PROBLEM DETAILS:
Which lines hold the word "atlantic"? Copy each one.

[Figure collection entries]
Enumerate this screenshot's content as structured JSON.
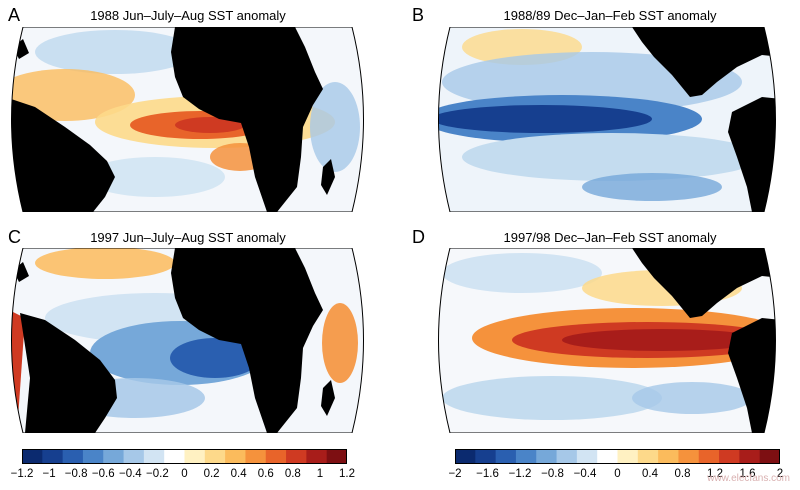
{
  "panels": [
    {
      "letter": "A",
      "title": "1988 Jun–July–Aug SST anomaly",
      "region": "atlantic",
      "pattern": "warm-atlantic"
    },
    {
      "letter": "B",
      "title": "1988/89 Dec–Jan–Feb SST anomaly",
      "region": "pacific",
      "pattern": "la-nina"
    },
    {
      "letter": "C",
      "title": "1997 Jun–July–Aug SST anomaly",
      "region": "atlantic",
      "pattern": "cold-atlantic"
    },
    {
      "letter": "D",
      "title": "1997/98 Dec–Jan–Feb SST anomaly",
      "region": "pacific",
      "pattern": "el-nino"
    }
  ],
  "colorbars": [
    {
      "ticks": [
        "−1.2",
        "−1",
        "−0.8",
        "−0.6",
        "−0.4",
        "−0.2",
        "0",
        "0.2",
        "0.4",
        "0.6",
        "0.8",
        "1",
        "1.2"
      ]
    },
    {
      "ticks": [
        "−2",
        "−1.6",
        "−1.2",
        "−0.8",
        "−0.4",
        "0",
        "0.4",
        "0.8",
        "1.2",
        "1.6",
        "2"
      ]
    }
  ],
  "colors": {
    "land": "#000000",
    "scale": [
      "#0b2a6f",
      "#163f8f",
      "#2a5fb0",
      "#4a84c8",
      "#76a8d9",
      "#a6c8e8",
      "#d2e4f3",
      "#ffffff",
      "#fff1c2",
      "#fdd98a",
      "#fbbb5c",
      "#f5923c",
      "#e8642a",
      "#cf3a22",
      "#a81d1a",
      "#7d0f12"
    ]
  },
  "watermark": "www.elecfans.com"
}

* * *

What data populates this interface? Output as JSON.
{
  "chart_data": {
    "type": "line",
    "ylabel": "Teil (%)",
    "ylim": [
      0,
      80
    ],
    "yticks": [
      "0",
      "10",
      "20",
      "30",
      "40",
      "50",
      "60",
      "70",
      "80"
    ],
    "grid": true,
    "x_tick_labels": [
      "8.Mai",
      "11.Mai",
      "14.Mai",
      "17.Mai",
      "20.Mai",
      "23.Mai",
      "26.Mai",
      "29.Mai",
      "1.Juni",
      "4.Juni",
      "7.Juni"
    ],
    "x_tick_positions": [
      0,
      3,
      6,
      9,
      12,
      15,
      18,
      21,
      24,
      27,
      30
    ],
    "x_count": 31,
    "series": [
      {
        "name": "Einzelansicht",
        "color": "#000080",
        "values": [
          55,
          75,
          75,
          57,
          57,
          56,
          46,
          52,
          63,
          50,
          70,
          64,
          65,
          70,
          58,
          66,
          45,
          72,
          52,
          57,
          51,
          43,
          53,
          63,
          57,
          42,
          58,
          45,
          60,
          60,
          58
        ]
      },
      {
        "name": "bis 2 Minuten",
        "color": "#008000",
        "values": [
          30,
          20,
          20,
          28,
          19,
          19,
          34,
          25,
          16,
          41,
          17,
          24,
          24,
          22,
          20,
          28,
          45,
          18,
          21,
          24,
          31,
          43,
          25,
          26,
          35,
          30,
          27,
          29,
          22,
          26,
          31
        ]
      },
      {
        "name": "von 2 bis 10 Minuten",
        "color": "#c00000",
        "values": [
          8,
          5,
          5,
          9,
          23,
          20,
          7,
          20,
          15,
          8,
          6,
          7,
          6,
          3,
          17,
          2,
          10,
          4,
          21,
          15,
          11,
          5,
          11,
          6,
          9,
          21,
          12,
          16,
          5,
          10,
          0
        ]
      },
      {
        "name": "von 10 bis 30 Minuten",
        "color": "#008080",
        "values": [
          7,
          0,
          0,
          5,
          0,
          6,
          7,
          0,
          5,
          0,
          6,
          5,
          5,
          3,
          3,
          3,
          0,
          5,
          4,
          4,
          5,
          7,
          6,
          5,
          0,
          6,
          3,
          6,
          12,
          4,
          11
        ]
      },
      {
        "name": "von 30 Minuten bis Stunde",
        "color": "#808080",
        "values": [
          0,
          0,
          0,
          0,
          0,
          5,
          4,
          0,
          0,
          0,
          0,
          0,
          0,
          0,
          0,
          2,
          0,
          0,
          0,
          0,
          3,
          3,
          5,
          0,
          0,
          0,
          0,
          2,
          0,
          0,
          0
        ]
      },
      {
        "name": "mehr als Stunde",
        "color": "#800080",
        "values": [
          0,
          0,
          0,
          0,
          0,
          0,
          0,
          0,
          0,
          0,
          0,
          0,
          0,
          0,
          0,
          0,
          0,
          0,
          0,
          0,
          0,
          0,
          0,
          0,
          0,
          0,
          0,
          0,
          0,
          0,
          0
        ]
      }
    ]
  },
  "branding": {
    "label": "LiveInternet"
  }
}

CORRECT ANSWER:
      "region": "atlantic",
      "pattern": "warm-atlantic"
      "region": "atlantic",
      "pattern": "cold-atlantic"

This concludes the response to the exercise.